START Material for this task
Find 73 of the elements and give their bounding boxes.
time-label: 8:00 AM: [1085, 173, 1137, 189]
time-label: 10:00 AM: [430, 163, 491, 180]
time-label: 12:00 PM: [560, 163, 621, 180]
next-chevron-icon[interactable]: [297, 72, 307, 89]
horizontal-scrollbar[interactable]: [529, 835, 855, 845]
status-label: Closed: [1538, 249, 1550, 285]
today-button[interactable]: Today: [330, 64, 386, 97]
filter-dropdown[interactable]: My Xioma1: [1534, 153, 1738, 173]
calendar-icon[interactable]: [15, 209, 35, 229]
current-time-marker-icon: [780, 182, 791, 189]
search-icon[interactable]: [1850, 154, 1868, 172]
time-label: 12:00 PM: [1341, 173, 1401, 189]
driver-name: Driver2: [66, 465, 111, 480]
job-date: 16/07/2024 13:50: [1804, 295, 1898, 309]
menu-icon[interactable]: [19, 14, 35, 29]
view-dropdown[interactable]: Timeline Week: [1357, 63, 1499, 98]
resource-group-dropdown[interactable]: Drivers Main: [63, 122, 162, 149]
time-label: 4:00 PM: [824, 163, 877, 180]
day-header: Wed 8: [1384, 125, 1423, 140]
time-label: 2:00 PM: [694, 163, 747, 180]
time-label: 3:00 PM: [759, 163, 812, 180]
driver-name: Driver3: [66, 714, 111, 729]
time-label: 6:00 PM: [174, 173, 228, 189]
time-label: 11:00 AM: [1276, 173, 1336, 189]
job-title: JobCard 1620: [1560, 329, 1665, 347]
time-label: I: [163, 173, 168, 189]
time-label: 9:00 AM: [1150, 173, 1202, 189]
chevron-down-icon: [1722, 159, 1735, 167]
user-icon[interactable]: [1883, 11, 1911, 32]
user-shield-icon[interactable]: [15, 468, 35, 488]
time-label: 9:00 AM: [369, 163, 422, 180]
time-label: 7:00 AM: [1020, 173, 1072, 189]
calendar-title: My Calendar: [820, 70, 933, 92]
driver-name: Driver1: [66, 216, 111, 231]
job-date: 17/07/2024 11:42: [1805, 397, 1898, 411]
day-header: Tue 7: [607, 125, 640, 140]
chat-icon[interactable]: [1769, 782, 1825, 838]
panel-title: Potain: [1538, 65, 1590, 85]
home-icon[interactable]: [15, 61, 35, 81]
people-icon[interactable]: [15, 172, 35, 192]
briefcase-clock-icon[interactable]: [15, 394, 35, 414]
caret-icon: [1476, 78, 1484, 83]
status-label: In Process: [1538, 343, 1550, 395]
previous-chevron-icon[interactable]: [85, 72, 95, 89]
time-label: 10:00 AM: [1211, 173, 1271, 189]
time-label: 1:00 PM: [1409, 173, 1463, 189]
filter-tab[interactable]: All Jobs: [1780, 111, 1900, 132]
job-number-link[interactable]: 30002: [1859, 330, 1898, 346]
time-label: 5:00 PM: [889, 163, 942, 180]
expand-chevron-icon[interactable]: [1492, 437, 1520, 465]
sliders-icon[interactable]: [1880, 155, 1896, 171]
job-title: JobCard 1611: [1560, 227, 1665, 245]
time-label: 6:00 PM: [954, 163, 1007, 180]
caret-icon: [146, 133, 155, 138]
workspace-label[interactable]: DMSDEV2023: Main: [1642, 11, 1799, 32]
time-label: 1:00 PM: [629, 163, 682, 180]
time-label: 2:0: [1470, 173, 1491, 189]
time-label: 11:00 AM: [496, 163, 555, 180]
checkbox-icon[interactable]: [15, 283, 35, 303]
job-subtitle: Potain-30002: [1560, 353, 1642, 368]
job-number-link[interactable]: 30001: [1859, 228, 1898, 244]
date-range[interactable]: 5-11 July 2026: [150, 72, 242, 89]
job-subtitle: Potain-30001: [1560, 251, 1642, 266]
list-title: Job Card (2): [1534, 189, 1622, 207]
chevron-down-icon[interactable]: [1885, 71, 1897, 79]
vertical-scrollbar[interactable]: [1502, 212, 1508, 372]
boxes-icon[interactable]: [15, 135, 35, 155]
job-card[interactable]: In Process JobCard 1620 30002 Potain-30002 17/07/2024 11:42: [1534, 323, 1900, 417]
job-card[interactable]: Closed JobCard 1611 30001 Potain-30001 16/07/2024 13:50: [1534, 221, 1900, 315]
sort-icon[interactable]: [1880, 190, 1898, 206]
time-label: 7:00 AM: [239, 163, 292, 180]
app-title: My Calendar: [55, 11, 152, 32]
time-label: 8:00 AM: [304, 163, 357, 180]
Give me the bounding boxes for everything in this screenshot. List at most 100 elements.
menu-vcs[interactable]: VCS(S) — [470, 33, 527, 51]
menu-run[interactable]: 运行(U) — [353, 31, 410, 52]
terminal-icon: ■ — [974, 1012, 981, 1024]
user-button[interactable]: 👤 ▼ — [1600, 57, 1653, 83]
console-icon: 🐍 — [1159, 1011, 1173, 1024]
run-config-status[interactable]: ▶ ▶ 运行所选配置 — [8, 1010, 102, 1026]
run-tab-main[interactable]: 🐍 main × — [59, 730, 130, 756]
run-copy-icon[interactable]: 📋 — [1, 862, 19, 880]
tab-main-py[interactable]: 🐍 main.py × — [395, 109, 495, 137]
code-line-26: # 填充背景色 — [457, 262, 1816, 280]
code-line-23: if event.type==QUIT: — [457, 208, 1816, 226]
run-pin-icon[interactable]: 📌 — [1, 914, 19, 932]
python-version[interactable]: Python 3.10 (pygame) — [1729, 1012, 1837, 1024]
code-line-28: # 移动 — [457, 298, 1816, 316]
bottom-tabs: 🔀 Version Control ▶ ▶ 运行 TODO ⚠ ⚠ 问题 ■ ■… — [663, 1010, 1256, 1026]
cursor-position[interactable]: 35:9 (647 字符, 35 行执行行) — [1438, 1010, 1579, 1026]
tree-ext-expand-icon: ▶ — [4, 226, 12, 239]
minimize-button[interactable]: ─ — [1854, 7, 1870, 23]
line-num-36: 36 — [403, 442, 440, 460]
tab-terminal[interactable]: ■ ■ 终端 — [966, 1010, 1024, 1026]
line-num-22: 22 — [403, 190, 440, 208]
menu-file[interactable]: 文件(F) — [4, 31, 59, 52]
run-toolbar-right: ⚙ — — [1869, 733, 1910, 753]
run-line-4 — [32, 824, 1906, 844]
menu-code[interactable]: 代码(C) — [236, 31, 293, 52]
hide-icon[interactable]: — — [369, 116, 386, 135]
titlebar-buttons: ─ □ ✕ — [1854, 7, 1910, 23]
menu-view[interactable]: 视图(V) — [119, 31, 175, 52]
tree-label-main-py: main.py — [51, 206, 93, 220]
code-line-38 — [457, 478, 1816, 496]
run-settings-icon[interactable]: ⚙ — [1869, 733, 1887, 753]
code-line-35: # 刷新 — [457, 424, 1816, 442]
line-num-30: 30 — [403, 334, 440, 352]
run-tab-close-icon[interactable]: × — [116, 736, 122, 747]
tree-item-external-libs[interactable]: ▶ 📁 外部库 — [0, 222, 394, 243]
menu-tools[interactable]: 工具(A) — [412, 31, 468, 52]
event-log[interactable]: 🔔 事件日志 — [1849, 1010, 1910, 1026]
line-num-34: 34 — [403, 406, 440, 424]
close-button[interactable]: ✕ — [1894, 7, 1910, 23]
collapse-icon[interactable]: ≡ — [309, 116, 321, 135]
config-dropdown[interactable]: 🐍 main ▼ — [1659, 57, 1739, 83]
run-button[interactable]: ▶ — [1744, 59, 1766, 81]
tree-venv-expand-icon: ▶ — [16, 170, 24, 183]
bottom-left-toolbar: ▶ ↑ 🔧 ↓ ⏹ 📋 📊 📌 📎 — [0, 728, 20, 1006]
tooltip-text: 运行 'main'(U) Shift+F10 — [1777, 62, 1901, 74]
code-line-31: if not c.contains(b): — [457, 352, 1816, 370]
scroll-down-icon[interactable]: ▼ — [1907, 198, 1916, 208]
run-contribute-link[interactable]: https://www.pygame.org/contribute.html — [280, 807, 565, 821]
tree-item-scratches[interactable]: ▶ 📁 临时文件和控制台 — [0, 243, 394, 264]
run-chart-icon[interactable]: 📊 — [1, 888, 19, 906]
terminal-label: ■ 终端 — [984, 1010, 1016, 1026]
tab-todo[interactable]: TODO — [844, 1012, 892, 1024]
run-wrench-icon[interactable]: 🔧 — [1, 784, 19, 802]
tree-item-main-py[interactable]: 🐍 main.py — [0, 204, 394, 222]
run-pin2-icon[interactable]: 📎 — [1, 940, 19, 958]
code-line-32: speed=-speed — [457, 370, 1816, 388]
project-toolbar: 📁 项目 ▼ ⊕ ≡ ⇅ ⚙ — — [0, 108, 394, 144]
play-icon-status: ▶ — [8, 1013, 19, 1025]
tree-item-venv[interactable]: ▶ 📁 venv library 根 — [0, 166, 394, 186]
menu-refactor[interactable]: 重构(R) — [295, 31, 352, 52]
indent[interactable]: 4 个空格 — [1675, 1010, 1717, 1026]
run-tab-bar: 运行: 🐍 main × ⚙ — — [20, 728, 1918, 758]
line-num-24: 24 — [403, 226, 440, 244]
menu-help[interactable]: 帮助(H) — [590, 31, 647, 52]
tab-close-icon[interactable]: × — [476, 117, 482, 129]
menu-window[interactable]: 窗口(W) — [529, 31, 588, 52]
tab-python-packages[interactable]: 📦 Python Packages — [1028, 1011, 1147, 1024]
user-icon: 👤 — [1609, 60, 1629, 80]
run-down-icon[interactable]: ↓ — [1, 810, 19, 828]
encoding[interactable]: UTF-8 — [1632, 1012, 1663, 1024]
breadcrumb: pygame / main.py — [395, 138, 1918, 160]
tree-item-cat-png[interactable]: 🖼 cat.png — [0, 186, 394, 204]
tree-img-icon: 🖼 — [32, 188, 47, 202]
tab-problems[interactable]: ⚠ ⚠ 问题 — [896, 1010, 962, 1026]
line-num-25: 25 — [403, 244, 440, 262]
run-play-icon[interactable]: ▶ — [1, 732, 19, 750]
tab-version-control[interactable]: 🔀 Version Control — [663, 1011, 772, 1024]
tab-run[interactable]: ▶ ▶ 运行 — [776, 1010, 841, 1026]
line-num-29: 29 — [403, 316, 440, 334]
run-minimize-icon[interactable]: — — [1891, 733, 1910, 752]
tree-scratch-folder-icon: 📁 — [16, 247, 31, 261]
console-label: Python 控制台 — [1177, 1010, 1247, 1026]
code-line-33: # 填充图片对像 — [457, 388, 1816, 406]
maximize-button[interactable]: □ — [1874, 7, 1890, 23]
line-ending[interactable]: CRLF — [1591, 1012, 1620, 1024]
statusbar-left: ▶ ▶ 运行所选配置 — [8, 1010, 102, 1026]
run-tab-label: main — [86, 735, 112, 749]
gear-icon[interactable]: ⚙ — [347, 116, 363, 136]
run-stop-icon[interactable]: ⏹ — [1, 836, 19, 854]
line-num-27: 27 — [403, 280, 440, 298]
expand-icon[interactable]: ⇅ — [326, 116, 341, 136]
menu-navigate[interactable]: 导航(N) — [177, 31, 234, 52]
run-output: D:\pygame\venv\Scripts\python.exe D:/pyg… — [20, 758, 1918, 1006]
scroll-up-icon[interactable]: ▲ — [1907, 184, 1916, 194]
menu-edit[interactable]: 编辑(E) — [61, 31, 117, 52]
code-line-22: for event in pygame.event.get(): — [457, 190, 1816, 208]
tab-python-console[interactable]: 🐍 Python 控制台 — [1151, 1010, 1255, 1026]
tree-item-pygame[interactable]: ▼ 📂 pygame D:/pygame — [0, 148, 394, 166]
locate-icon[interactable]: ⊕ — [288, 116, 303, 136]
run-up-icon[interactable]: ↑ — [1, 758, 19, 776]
END Material for this task
Task brief: Update the rows starting at the first line and ending at the line containing "time-label: 3:00 PM: [759, 163, 812, 180]" by replacing every "time-label" with "hour-label", leaving everything else unchanged.

The reply:
Find 73 of the elements and give their bounding boxes.
hour-label: 8:00 AM: [1085, 173, 1137, 189]
hour-label: 10:00 AM: [430, 163, 491, 180]
hour-label: 12:00 PM: [560, 163, 621, 180]
next-chevron-icon[interactable]: [297, 72, 307, 89]
horizontal-scrollbar[interactable]: [529, 835, 855, 845]
status-label: Closed: [1538, 249, 1550, 285]
today-button[interactable]: Today: [330, 64, 386, 97]
filter-dropdown[interactable]: My Xioma1: [1534, 153, 1738, 173]
calendar-icon[interactable]: [15, 209, 35, 229]
current-time-marker-icon: [780, 182, 791, 189]
search-icon[interactable]: [1850, 154, 1868, 172]
hour-label: 12:00 PM: [1341, 173, 1401, 189]
driver-name: Driver2: [66, 465, 111, 480]
job-date: 16/07/2024 13:50: [1804, 295, 1898, 309]
menu-icon[interactable]: [19, 14, 35, 29]
view-dropdown[interactable]: Timeline Week: [1357, 63, 1499, 98]
resource-group-dropdown[interactable]: Drivers Main: [63, 122, 162, 149]
hour-label: 4:00 PM: [824, 163, 877, 180]
day-header: Wed 8: [1384, 125, 1423, 140]
hour-label: 2:00 PM: [694, 163, 747, 180]
hour-label: 3:00 PM: [759, 163, 812, 180]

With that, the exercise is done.